[TASK STATEMENT] Extract, from the records beneath this instruction, each line that contains the word "ylabel".

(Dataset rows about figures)
══════════════════════════════
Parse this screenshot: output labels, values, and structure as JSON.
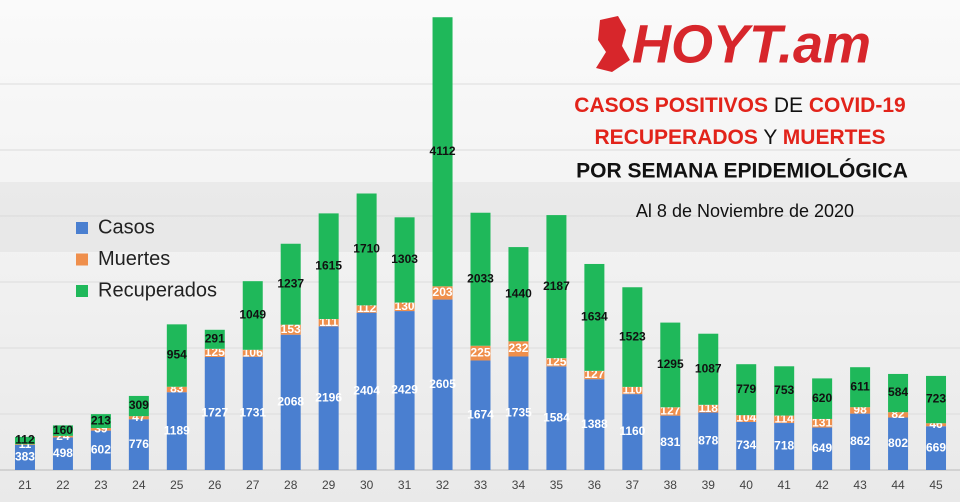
{
  "logo": "HOYT.am",
  "chart_data": {
    "type": "stacked_bar",
    "title_lines": [
      [
        "CASOS POSITIVOS",
        " DE ",
        "COVID-19"
      ],
      [
        "RECUPERADOS",
        " Y ",
        "MUERTES"
      ]
    ],
    "subtitle": "POR SEMANA EPIDEMIOLÓGICA",
    "date_note": "Al 8 de Noviembre de 2020",
    "categories": [
      "21",
      "22",
      "23",
      "24",
      "25",
      "26",
      "27",
      "28",
      "29",
      "30",
      "31",
      "32",
      "33",
      "34",
      "35",
      "36",
      "37",
      "38",
      "39",
      "40",
      "41",
      "42",
      "43",
      "44",
      "45"
    ],
    "series": [
      {
        "name": "Casos",
        "color": "#4a7fd0",
        "values": [
          383,
          498,
          602,
          776,
          1189,
          1727,
          1731,
          2068,
          2196,
          2404,
          2429,
          2605,
          1674,
          1735,
          1584,
          1388,
          1160,
          831,
          878,
          734,
          718,
          649,
          862,
          802,
          669
        ]
      },
      {
        "name": "Muertes",
        "color": "#ef8f4c",
        "values": [
          11,
          24,
          39,
          47,
          83,
          125,
          106,
          153,
          111,
          112,
          130,
          203,
          225,
          232,
          125,
          127,
          110,
          127,
          118,
          104,
          114,
          131,
          98,
          82,
          46
        ]
      },
      {
        "name": "Recuperados",
        "color": "#1fb85a",
        "values": [
          112,
          160,
          213,
          309,
          954,
          291,
          1049,
          1237,
          1615,
          1710,
          1303,
          4112,
          2033,
          1440,
          2187,
          1634,
          1523,
          1295,
          1087,
          779,
          753,
          620,
          611,
          584,
          723
        ]
      }
    ],
    "ylim": [
      0,
      7000
    ]
  }
}
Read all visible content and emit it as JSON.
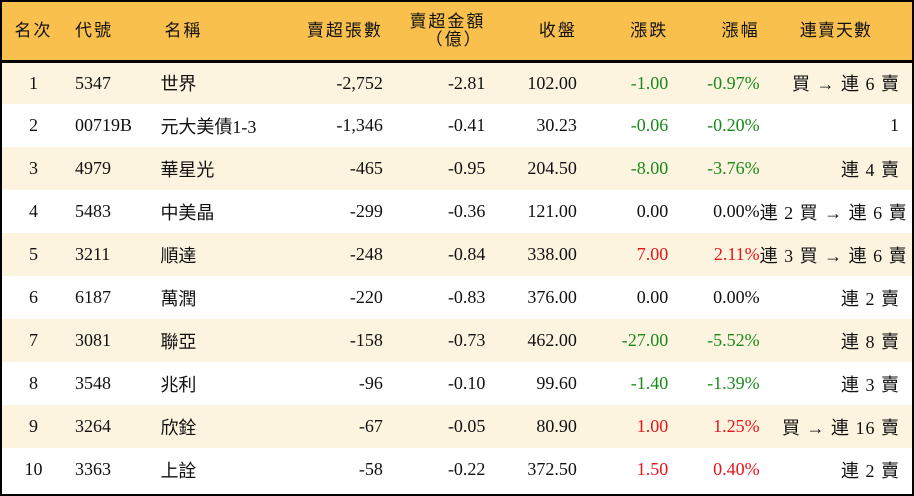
{
  "colors": {
    "header_bg": "#F9C04E",
    "row_odd_bg": "#FDF4E0",
    "row_even_bg": "#FFFFFF",
    "up": "#E8141C",
    "down": "#1A8A1A",
    "border": "#000000"
  },
  "table": {
    "headers": {
      "rank": "名次",
      "code": "代號",
      "name": "名稱",
      "oversold_volume": "賣超張數",
      "oversold_amount": "賣超金額",
      "oversold_amount_unit": "（億）",
      "close": "收盤",
      "change": "漲跌",
      "change_pct": "漲幅",
      "streak": "連賣天數"
    },
    "rows": [
      {
        "rank": "1",
        "code": "5347",
        "name": "世界",
        "volume": "-2,752",
        "amount": "-2.81",
        "close": "102.00",
        "change": "-1.00",
        "pct": "-0.97%",
        "trend": "down",
        "streak": "買 → 連 6 賣"
      },
      {
        "rank": "2",
        "code": "00719B",
        "name": "元大美債1-3",
        "volume": "-1,346",
        "amount": "-0.41",
        "close": "30.23",
        "change": "-0.06",
        "pct": "-0.20%",
        "trend": "down",
        "streak": "1"
      },
      {
        "rank": "3",
        "code": "4979",
        "name": "華星光",
        "volume": "-465",
        "amount": "-0.95",
        "close": "204.50",
        "change": "-8.00",
        "pct": "-3.76%",
        "trend": "down",
        "streak": "連 4 賣"
      },
      {
        "rank": "4",
        "code": "5483",
        "name": "中美晶",
        "volume": "-299",
        "amount": "-0.36",
        "close": "121.00",
        "change": "0.00",
        "pct": "0.00%",
        "trend": "flat",
        "streak": "連 2 買 → 連 6 賣"
      },
      {
        "rank": "5",
        "code": "3211",
        "name": "順達",
        "volume": "-248",
        "amount": "-0.84",
        "close": "338.00",
        "change": "7.00",
        "pct": "2.11%",
        "trend": "up",
        "streak": "連 3 買 → 連 6 賣"
      },
      {
        "rank": "6",
        "code": "6187",
        "name": "萬潤",
        "volume": "-220",
        "amount": "-0.83",
        "close": "376.00",
        "change": "0.00",
        "pct": "0.00%",
        "trend": "flat",
        "streak": "連 2 賣"
      },
      {
        "rank": "7",
        "code": "3081",
        "name": "聯亞",
        "volume": "-158",
        "amount": "-0.73",
        "close": "462.00",
        "change": "-27.00",
        "pct": "-5.52%",
        "trend": "down",
        "streak": "連 8 賣"
      },
      {
        "rank": "8",
        "code": "3548",
        "name": "兆利",
        "volume": "-96",
        "amount": "-0.10",
        "close": "99.60",
        "change": "-1.40",
        "pct": "-1.39%",
        "trend": "down",
        "streak": "連 3 賣"
      },
      {
        "rank": "9",
        "code": "3264",
        "name": "欣銓",
        "volume": "-67",
        "amount": "-0.05",
        "close": "80.90",
        "change": "1.00",
        "pct": "1.25%",
        "trend": "up",
        "streak": "買 → 連 16 賣"
      },
      {
        "rank": "10",
        "code": "3363",
        "name": "上詮",
        "volume": "-58",
        "amount": "-0.22",
        "close": "372.50",
        "change": "1.50",
        "pct": "0.40%",
        "trend": "up",
        "streak": "連 2 賣"
      }
    ]
  }
}
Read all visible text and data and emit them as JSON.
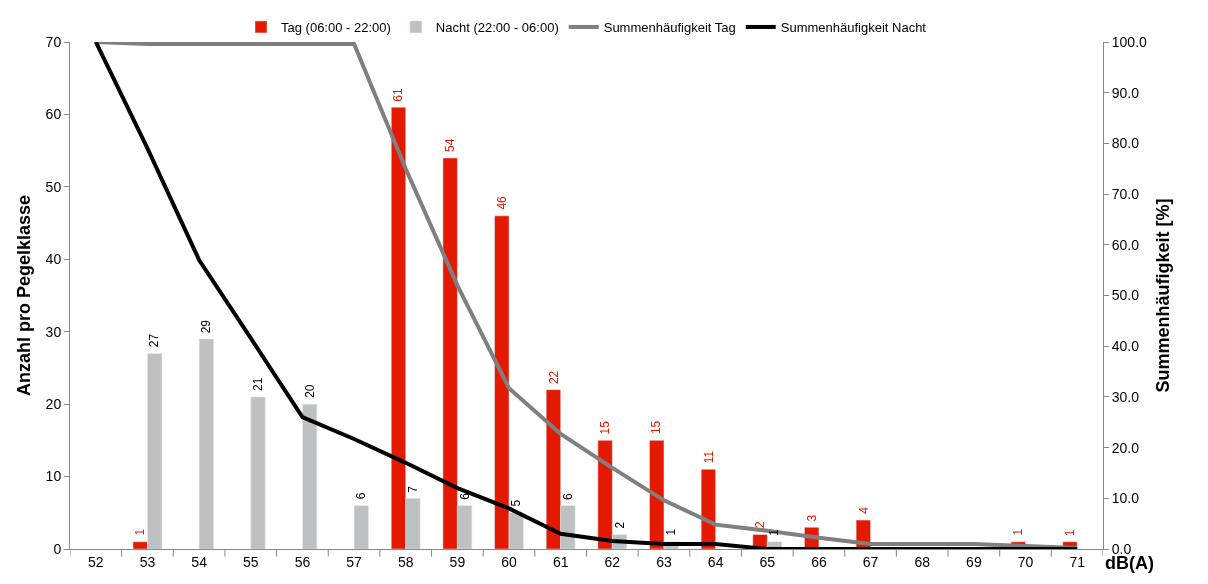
{
  "chart_data": {
    "type": "bar",
    "xlabel": "dB(A)",
    "ylabel": "Anzahl pro Pegelklasse",
    "y2label": "Summenhäufigkeit [%]",
    "categories": [
      "52",
      "53",
      "54",
      "55",
      "56",
      "57",
      "58",
      "59",
      "60",
      "61",
      "62",
      "63",
      "64",
      "65",
      "66",
      "67",
      "68",
      "69",
      "70",
      "71"
    ],
    "series": [
      {
        "name": "Tag (06:00 - 22:00)",
        "color": "#e41a00",
        "values": [
          null,
          1,
          null,
          null,
          null,
          null,
          61,
          54,
          46,
          22,
          15,
          15,
          11,
          2,
          3,
          4,
          null,
          null,
          1,
          1
        ],
        "value_labels": [
          null,
          "1",
          null,
          null,
          null,
          null,
          "61",
          "54",
          "46",
          "22",
          "15",
          "15",
          "11",
          "2",
          "3",
          "4",
          null,
          null,
          "1",
          "1"
        ]
      },
      {
        "name": "Nacht (22:00 - 06:00)",
        "color": "#bdc1c3",
        "values": [
          null,
          27,
          29,
          21,
          20,
          6,
          7,
          6,
          5,
          6,
          2,
          1,
          null,
          1,
          null,
          null,
          null,
          null,
          null,
          null
        ],
        "value_labels": [
          null,
          "27",
          "29",
          "21",
          "20",
          "6",
          "7",
          "6",
          "5",
          "6",
          "2",
          "1",
          null,
          "1",
          null,
          null,
          null,
          null,
          null,
          null
        ]
      },
      {
        "name": "Summenhäufigkeit Tag",
        "type": "line",
        "axis": "y2",
        "color": "#7f7f7f",
        "values": [
          100,
          99.6,
          99.6,
          99.6,
          99.6,
          99.6,
          75,
          52,
          31.7,
          22.7,
          16,
          9.6,
          4.8,
          3.6,
          2.2,
          1,
          1,
          1,
          0.6,
          0.2
        ]
      },
      {
        "name": "Summenhäufigkeit Nacht",
        "type": "line",
        "axis": "y2",
        "color": "#000000",
        "values": [
          100,
          79,
          57,
          41.6,
          26,
          21.7,
          17,
          12,
          8,
          3,
          1.6,
          1,
          1,
          0,
          0,
          0,
          0,
          0,
          0,
          0
        ]
      }
    ],
    "ylim": [
      0,
      70
    ],
    "yticks": [
      0,
      10,
      20,
      30,
      40,
      50,
      60,
      70
    ],
    "y2lim": [
      0,
      100
    ],
    "y2ticks": [
      {
        "value": 0,
        "label": "0.0"
      },
      {
        "value": 10,
        "label": "10.0"
      },
      {
        "value": 20,
        "label": "20.0"
      },
      {
        "value": 30,
        "label": "30.0"
      },
      {
        "value": 40,
        "label": "40.0"
      },
      {
        "value": 50,
        "label": "50.0"
      },
      {
        "value": 60,
        "label": "60.0"
      },
      {
        "value": 70,
        "label": "70.0"
      },
      {
        "value": 80,
        "label": "80.0"
      },
      {
        "value": 90,
        "label": "90.0"
      },
      {
        "value": 100,
        "label": "100.0"
      }
    ],
    "legend": "top",
    "marker": "none"
  }
}
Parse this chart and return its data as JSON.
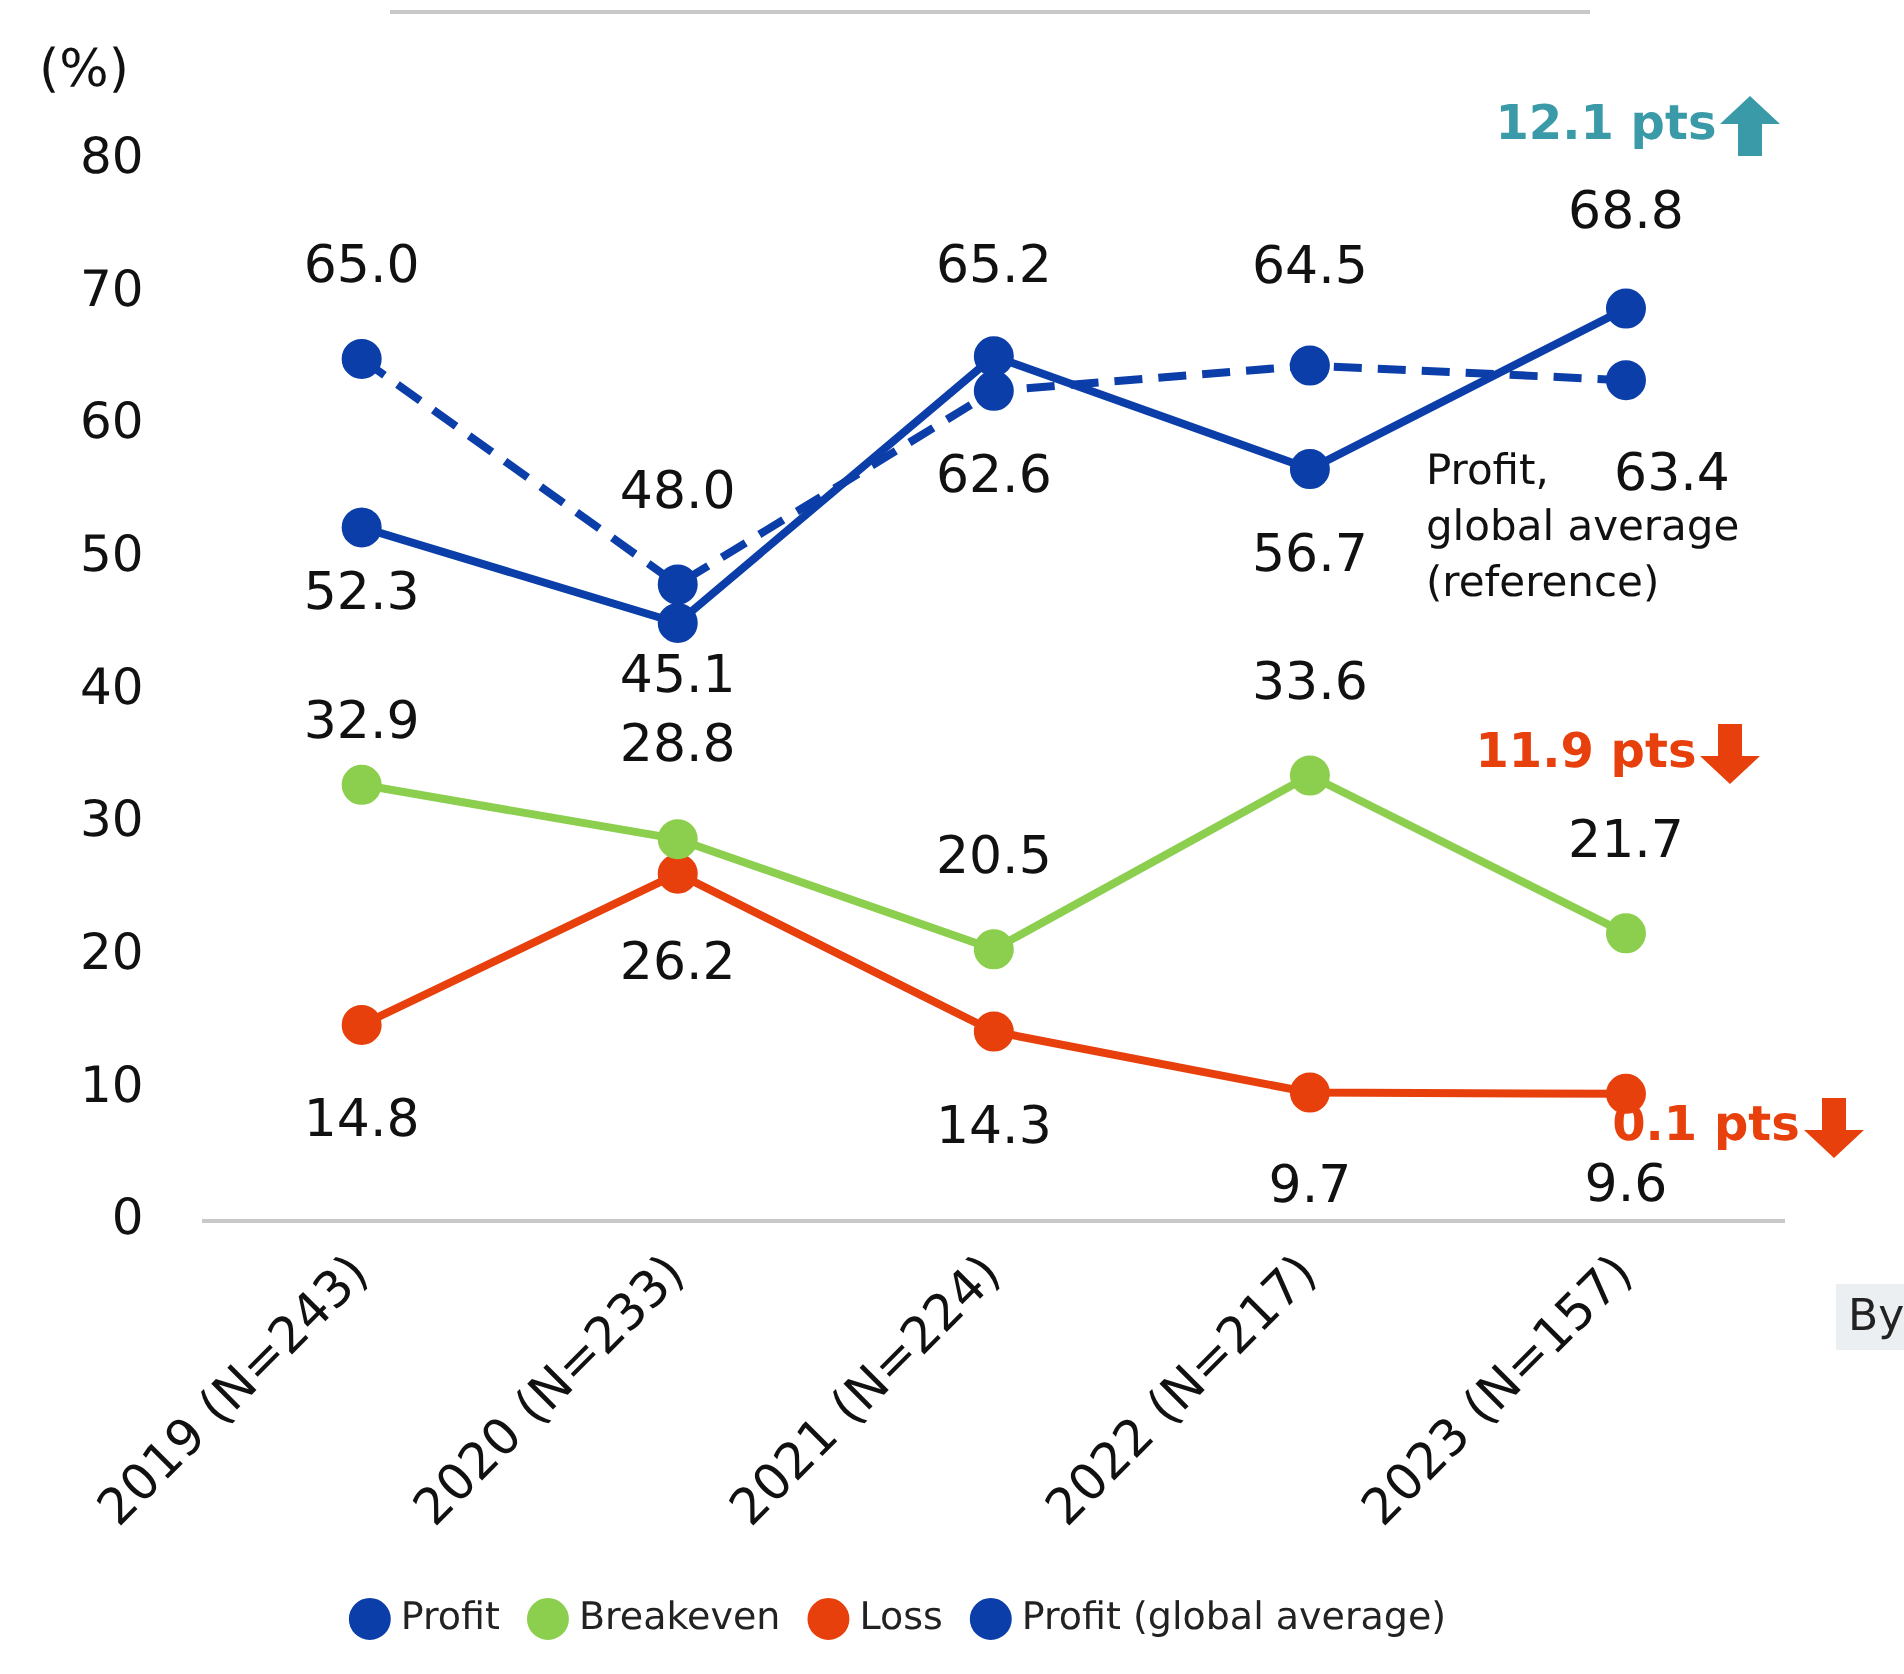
{
  "chart_data": {
    "type": "line",
    "ylabel": "(%)",
    "categories": [
      "2019 (N=243)",
      "2020 (N=233)",
      "2021 (N=224)",
      "2022 (N=217)",
      "2023 (N=157)"
    ],
    "series": [
      {
        "name": "Profit",
        "color": "#0b3ea8",
        "values": [
          52.3,
          45.1,
          65.2,
          56.7,
          68.8
        ],
        "value_labels": [
          "52.3",
          "45.1",
          "65.2",
          "56.7",
          "68.8"
        ]
      },
      {
        "name": "Breakeven",
        "color": "#8ccf4e",
        "values": [
          32.9,
          28.8,
          20.5,
          33.6,
          21.7
        ],
        "value_labels": [
          "32.9",
          "28.8",
          "20.5",
          "33.6",
          "21.7"
        ]
      },
      {
        "name": "Loss",
        "color": "#e8400c",
        "values": [
          14.8,
          26.2,
          14.3,
          9.7,
          9.6
        ],
        "value_labels": [
          "14.8",
          "26.2",
          "14.3",
          "9.7",
          "9.6"
        ]
      },
      {
        "name": "Profit (global average)",
        "color": "#0b3ea8",
        "line_style": "dashed",
        "values": [
          65.0,
          48.0,
          62.6,
          64.5,
          63.4
        ],
        "value_labels": [
          "65.0",
          "48.0",
          "62.6",
          "64.5",
          "63.4"
        ]
      }
    ],
    "ylim": [
      0,
      80
    ],
    "yticks": [
      0,
      10,
      20,
      30,
      40,
      50,
      60,
      70,
      80
    ],
    "grid": false,
    "legend": "bottom",
    "marker": "circle",
    "annotations": [
      "12.1 pts",
      "11.9 pts",
      "0.1 pts",
      "Profit, global average (reference)",
      "By"
    ]
  }
}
══════════════════════════════
[IN RESPONSE]
    "ylabel": "Anzahl pro Pegelklasse",
    "ylabel": "(%)",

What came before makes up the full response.